Repeat the material exactly as it appears.

____ ITEMS

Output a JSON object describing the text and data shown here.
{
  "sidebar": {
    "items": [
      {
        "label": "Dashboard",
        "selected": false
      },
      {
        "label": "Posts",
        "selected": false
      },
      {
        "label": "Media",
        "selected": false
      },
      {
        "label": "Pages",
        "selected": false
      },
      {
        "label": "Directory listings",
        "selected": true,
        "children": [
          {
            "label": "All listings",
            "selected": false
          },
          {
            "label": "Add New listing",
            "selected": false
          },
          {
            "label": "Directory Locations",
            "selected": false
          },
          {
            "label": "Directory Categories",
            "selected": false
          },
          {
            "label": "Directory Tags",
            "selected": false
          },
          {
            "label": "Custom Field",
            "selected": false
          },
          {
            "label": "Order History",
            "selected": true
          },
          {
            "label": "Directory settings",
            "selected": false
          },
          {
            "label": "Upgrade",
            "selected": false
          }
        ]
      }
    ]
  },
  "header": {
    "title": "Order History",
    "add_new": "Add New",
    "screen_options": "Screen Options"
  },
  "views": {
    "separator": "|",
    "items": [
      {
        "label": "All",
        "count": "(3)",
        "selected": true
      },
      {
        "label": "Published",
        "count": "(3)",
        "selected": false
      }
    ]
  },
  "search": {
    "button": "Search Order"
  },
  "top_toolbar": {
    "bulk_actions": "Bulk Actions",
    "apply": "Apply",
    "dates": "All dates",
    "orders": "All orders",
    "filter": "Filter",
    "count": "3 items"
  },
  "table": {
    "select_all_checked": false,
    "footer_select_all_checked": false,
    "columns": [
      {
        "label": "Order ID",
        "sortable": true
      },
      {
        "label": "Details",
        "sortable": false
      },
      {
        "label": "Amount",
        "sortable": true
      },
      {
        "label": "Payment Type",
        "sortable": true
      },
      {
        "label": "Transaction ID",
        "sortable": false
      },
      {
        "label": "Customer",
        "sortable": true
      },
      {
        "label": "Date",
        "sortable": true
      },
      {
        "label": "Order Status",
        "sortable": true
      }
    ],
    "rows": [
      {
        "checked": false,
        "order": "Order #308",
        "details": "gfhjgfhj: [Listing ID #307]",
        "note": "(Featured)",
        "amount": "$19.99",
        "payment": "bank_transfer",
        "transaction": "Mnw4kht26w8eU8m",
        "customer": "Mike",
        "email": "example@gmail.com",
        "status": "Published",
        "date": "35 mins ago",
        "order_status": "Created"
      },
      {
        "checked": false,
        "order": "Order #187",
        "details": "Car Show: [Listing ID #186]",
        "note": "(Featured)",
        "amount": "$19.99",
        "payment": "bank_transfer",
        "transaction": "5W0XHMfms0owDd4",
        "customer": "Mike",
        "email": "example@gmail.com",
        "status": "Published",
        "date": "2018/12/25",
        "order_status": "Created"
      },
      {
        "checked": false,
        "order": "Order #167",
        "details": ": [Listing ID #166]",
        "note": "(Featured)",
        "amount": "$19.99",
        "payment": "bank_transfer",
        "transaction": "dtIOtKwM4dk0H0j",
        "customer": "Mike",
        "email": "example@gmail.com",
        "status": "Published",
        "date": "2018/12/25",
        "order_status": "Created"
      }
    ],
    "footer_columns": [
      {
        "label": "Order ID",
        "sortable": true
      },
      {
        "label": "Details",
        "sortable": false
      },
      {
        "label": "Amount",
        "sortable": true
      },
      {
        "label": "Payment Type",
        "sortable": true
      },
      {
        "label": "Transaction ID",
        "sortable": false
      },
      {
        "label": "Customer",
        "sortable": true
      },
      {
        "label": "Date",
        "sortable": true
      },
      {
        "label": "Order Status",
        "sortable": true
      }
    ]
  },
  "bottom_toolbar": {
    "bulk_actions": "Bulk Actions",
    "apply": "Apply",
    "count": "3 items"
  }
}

________

### SOLUTION FOR THIS PROBLEM
Output a JSON object describing the text and data shown here.
{
  "sidebar": {
    "items": [
      {
        "label": "Dashboard",
        "selected": false
      },
      {
        "label": "Posts",
        "selected": false
      },
      {
        "label": "Media",
        "selected": false
      },
      {
        "label": "Pages",
        "selected": false
      },
      {
        "label": "Directory listings",
        "selected": true,
        "children": [
          {
            "label": "All listings",
            "selected": false
          },
          {
            "label": "Add New listing",
            "selected": false
          },
          {
            "label": "Directory Locations",
            "selected": false
          },
          {
            "label": "Directory Categories",
            "selected": false
          },
          {
            "label": "Directory Tags",
            "selected": false
          },
          {
            "label": "Custom Field",
            "selected": false
          },
          {
            "label": "Order History",
            "selected": true
          },
          {
            "label": "Directory settings",
            "selected": false
          },
          {
            "label": "Upgrade",
            "selected": false
          }
        ]
      }
    ]
  },
  "header": {
    "title": "Order History",
    "add_new": "Add New",
    "screen_options": "Screen Options"
  },
  "views": {
    "separator": "|",
    "items": [
      {
        "label": "All",
        "count": "(3)",
        "selected": true
      },
      {
        "label": "Published",
        "count": "(3)",
        "selected": false
      }
    ]
  },
  "search": {
    "button": "Search Order"
  },
  "top_toolbar": {
    "bulk_actions": "Bulk Actions",
    "apply": "Apply",
    "dates": "All dates",
    "orders": "All orders",
    "filter": "Filter",
    "count": "3 items"
  },
  "table": {
    "select_all_checked": false,
    "footer_select_all_checked": false,
    "columns": [
      {
        "label": "Order ID",
        "sortable": true
      },
      {
        "label": "Details",
        "sortable": false
      },
      {
        "label": "Amount",
        "sortable": true
      },
      {
        "label": "Payment Type",
        "sortable": true
      },
      {
        "label": "Transaction ID",
        "sortable": false
      },
      {
        "label": "Customer",
        "sortable": true
      },
      {
        "label": "Date",
        "sortable": true
      },
      {
        "label": "Order Status",
        "sortable": true
      }
    ],
    "rows": [
      {
        "checked": false,
        "order": "Order #308",
        "details": "gfhjgfhj: [Listing ID #307]",
        "note": "(Featured)",
        "amount": "$19.99",
        "payment": "bank_transfer",
        "transaction": "Mnw4kht26w8eU8m",
        "customer": "Mike",
        "email": "example@gmail.com",
        "status": "Published",
        "date": "35 mins ago",
        "order_status": "Created"
      },
      {
        "checked": false,
        "order": "Order #187",
        "details": "Car Show: [Listing ID #186]",
        "note": "(Featured)",
        "amount": "$19.99",
        "payment": "bank_transfer",
        "transaction": "5W0XHMfms0owDd4",
        "customer": "Mike",
        "email": "example@gmail.com",
        "status": "Published",
        "date": "2018/12/25",
        "order_status": "Created"
      },
      {
        "checked": false,
        "order": "Order #167",
        "details": ": [Listing ID #166]",
        "note": "(Featured)",
        "amount": "$19.99",
        "payment": "bank_transfer",
        "transaction": "dtIOtKwM4dk0H0j",
        "customer": "Mike",
        "email": "example@gmail.com",
        "status": "Published",
        "date": "2018/12/25",
        "order_status": "Created"
      }
    ],
    "footer_columns": [
      {
        "label": "Order ID",
        "sortable": true
      },
      {
        "label": "Details",
        "sortable": false
      },
      {
        "label": "Amount",
        "sortable": true
      },
      {
        "label": "Payment Type",
        "sortable": true
      },
      {
        "label": "Transaction ID",
        "sortable": false
      },
      {
        "label": "Customer",
        "sortable": true
      },
      {
        "label": "Date",
        "sortable": true
      },
      {
        "label": "Order Status",
        "sortable": true
      }
    ]
  },
  "bottom_toolbar": {
    "bulk_actions": "Bulk Actions",
    "apply": "Apply",
    "count": "3 items"
  }
}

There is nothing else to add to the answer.